Can you print every line of the material below, character for character, with nothing changed, added, or left out?

============================================================

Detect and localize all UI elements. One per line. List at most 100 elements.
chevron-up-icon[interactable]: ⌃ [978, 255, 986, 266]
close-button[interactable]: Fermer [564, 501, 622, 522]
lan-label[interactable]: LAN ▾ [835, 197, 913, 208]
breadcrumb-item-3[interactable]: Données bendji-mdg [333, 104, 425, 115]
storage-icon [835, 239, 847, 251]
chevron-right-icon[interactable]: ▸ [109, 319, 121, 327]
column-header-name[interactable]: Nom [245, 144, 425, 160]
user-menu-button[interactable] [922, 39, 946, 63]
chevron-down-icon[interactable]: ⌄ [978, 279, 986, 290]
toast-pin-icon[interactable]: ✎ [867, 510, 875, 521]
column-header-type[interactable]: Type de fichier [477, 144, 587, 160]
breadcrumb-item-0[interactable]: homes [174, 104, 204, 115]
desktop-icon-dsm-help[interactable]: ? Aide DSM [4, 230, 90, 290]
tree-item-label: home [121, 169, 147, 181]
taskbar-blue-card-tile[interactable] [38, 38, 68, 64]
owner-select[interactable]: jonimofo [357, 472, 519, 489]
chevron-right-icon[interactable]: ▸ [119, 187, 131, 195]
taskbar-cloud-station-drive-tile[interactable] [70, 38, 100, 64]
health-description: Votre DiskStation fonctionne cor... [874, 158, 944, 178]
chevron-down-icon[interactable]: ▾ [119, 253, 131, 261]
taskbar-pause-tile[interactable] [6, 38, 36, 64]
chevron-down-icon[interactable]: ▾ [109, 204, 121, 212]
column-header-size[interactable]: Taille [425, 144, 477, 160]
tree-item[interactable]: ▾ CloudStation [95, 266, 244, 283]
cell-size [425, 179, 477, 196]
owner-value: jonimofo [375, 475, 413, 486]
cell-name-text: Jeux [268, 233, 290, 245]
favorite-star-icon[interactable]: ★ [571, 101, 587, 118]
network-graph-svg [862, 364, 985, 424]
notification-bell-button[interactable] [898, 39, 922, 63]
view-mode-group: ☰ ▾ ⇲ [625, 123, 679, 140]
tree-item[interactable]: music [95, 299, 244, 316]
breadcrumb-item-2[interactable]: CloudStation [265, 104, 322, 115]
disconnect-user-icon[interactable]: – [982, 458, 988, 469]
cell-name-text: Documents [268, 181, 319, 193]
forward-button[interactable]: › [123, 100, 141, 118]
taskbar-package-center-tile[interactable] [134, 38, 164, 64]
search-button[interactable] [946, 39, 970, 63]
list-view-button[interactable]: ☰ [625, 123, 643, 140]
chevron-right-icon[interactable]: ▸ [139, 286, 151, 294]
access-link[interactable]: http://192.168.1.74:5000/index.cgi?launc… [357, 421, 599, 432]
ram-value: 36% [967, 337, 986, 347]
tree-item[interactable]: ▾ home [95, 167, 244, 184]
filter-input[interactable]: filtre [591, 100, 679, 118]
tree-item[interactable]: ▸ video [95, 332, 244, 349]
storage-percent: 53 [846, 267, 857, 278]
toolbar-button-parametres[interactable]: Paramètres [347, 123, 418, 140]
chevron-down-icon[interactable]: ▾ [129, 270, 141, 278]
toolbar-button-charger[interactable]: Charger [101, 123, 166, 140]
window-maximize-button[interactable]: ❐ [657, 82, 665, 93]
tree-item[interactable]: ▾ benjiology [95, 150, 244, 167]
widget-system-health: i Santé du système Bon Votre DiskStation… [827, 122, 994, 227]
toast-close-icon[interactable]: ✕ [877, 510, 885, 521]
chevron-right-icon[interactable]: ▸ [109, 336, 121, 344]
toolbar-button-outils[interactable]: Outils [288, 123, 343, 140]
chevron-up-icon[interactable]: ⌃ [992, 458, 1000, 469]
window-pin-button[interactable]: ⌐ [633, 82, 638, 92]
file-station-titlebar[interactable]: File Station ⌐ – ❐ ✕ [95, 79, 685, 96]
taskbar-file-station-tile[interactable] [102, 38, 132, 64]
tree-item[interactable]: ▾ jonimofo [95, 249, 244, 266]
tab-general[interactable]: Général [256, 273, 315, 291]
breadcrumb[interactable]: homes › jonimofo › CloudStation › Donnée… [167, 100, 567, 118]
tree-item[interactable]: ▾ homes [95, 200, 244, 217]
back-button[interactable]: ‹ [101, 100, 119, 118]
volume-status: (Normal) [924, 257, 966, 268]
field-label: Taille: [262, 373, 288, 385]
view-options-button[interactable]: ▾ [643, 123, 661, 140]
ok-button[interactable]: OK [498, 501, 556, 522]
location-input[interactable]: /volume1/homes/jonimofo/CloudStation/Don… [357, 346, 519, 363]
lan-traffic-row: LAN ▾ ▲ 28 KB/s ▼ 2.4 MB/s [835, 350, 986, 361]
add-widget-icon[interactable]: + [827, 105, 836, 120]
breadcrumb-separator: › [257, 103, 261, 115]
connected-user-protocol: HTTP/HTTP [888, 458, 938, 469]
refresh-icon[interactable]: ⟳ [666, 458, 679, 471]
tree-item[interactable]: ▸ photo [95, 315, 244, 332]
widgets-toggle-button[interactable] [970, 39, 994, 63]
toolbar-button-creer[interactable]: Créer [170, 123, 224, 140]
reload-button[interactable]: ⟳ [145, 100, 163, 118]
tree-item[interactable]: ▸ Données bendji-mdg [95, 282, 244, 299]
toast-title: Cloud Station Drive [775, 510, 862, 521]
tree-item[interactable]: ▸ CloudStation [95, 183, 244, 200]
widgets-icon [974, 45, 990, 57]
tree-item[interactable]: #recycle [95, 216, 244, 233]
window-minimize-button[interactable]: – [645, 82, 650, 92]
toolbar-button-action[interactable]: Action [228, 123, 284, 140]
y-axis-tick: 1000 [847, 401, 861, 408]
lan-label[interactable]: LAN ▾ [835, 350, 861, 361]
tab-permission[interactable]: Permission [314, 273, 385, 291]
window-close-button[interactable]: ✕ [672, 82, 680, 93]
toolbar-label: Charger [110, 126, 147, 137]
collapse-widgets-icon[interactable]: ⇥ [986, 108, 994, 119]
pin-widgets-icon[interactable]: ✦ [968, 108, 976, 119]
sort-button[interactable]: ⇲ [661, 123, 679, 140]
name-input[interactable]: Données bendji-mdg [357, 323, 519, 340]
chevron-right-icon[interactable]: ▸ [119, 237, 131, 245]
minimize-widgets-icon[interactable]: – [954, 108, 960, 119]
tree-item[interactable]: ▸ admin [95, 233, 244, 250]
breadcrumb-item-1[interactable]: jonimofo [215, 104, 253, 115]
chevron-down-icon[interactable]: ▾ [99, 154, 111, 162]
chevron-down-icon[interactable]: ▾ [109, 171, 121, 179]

============================================================

◆ Completed task ◆
Detect and localize all UI elements. One per line. List at most 100 elements.
chevron-up-icon[interactable]: ⌃ [978, 255, 986, 266]
close-button[interactable]: Fermer [564, 501, 622, 522]
lan-label[interactable]: LAN ▾ [835, 197, 913, 208]
breadcrumb-item-3[interactable]: Données bendji-mdg [333, 104, 425, 115]
storage-icon [835, 239, 847, 251]
chevron-right-icon[interactable]: ▸ [109, 319, 121, 327]
column-header-name[interactable]: Nom [245, 144, 425, 160]
user-menu-button[interactable] [922, 39, 946, 63]
chevron-down-icon[interactable]: ⌄ [978, 279, 986, 290]
toast-pin-icon[interactable]: ✎ [867, 510, 875, 521]
column-header-type[interactable]: Type de fichier [477, 144, 587, 160]
breadcrumb-item-0[interactable]: homes [174, 104, 204, 115]
desktop-icon-dsm-help[interactable]: ? Aide DSM [4, 230, 90, 290]
tree-item-label: home [121, 169, 147, 181]
taskbar-blue-card-tile[interactable] [38, 38, 68, 64]
owner-select[interactable]: jonimofo [357, 472, 519, 489]
chevron-right-icon[interactable]: ▸ [119, 187, 131, 195]
taskbar-cloud-station-drive-tile[interactable] [70, 38, 100, 64]
health-description: Votre DiskStation fonctionne cor... [874, 158, 944, 178]
chevron-down-icon[interactable]: ▾ [119, 253, 131, 261]
taskbar-pause-tile[interactable] [6, 38, 36, 64]
chevron-down-icon[interactable]: ▾ [109, 204, 121, 212]
column-header-size[interactable]: Taille [425, 144, 477, 160]
tree-item[interactable]: ▾ CloudStation [95, 266, 244, 283]
cell-size [425, 179, 477, 196]
owner-value: jonimofo [375, 475, 413, 486]
cell-name-text: Jeux [268, 233, 290, 245]
favorite-star-icon[interactable]: ★ [571, 101, 587, 118]
network-graph-svg [862, 364, 985, 424]
notification-bell-button[interactable] [898, 39, 922, 63]
view-mode-group: ☰ ▾ ⇲ [625, 123, 679, 140]
tree-item[interactable]: music [95, 299, 244, 316]
breadcrumb-item-2[interactable]: CloudStation [265, 104, 322, 115]
disconnect-user-icon[interactable]: – [982, 458, 988, 469]
cell-name-text: Documents [268, 181, 319, 193]
forward-button[interactable]: › [123, 100, 141, 118]
taskbar-package-center-tile[interactable] [134, 38, 164, 64]
search-button[interactable] [946, 39, 970, 63]
list-view-button[interactable]: ☰ [625, 123, 643, 140]
chevron-right-icon[interactable]: ▸ [139, 286, 151, 294]
access-link[interactable]: http://192.168.1.74:5000/index.cgi?launc… [357, 421, 599, 432]
ram-value: 36% [967, 337, 986, 347]
tree-item[interactable]: ▾ home [95, 167, 244, 184]
filter-input[interactable]: filtre [591, 100, 679, 118]
tree-item[interactable]: ▸ video [95, 332, 244, 349]
storage-percent: 53 [846, 267, 857, 278]
toolbar-button-parametres[interactable]: Paramètres [347, 123, 418, 140]
chevron-down-icon[interactable]: ▾ [129, 270, 141, 278]
toolbar-button-charger[interactable]: Charger [101, 123, 166, 140]
window-maximize-button[interactable]: ❐ [657, 82, 665, 93]
tree-item[interactable]: ▾ benjiology [95, 150, 244, 167]
widget-system-health: i Santé du système Bon Votre DiskStation… [827, 122, 994, 227]
toast-close-icon[interactable]: ✕ [877, 510, 885, 521]
chevron-right-icon[interactable]: ▸ [109, 336, 121, 344]
toolbar-button-outils[interactable]: Outils [288, 123, 343, 140]
chevron-up-icon[interactable]: ⌃ [992, 458, 1000, 469]
window-pin-button[interactable]: ⌐ [633, 82, 638, 92]
file-station-titlebar[interactable]: File Station ⌐ – ❐ ✕ [95, 79, 685, 96]
taskbar-file-station-tile[interactable] [102, 38, 132, 64]
tree-item[interactable]: ▾ jonimofo [95, 249, 244, 266]
tab-general[interactable]: Général [256, 273, 315, 291]
breadcrumb[interactable]: homes › jonimofo › CloudStation › Donnée… [167, 100, 567, 118]
tree-item[interactable]: ▾ homes [95, 200, 244, 217]
back-button[interactable]: ‹ [101, 100, 119, 118]
volume-status: (Normal) [924, 257, 966, 268]
field-label: Taille: [262, 373, 288, 385]
view-options-button[interactable]: ▾ [643, 123, 661, 140]
ok-button[interactable]: OK [498, 501, 556, 522]
location-input[interactable]: /volume1/homes/jonimofo/CloudStation/Don… [357, 346, 519, 363]
lan-traffic-row: LAN ▾ ▲ 28 KB/s ▼ 2.4 MB/s [835, 350, 986, 361]
add-widget-icon[interactable]: + [827, 105, 836, 120]
breadcrumb-separator: › [257, 103, 261, 115]
connected-user-protocol: HTTP/HTTP [888, 458, 938, 469]
refresh-icon[interactable]: ⟳ [666, 458, 679, 471]
tree-item[interactable]: ▸ photo [95, 315, 244, 332]
widgets-toggle-button[interactable] [970, 39, 994, 63]
toolbar-button-creer[interactable]: Créer [170, 123, 224, 140]
reload-button[interactable]: ⟳ [145, 100, 163, 118]
tree-item[interactable]: ▸ Données bendji-mdg [95, 282, 244, 299]
toast-title: Cloud Station Drive [775, 510, 862, 521]
tree-item[interactable]: ▸ CloudStation [95, 183, 244, 200]
widgets-icon [974, 45, 990, 57]
tree-item[interactable]: #recycle [95, 216, 244, 233]
window-minimize-button[interactable]: – [645, 82, 650, 92]
toolbar-button-action[interactable]: Action [228, 123, 284, 140]
y-axis-tick: 1000 [847, 401, 861, 408]
lan-label[interactable]: LAN ▾ [835, 350, 861, 361]
tab-permission[interactable]: Permission [314, 273, 385, 291]
window-close-button[interactable]: ✕ [672, 82, 680, 93]
toolbar-label: Charger [110, 126, 147, 137]
collapse-widgets-icon[interactable]: ⇥ [986, 108, 994, 119]
pin-widgets-icon[interactable]: ✦ [968, 108, 976, 119]
sort-button[interactable]: ⇲ [661, 123, 679, 140]
name-input[interactable]: Données bendji-mdg [357, 323, 519, 340]
chevron-right-icon[interactable]: ▸ [119, 237, 131, 245]
minimize-widgets-icon[interactable]: – [954, 108, 960, 119]
tree-item[interactable]: ▸ admin [95, 233, 244, 250]
breadcrumb-item-1[interactable]: jonimofo [215, 104, 253, 115]
chevron-down-icon[interactable]: ▾ [99, 154, 111, 162]
chevron-down-icon[interactable]: ▾ [109, 171, 121, 179]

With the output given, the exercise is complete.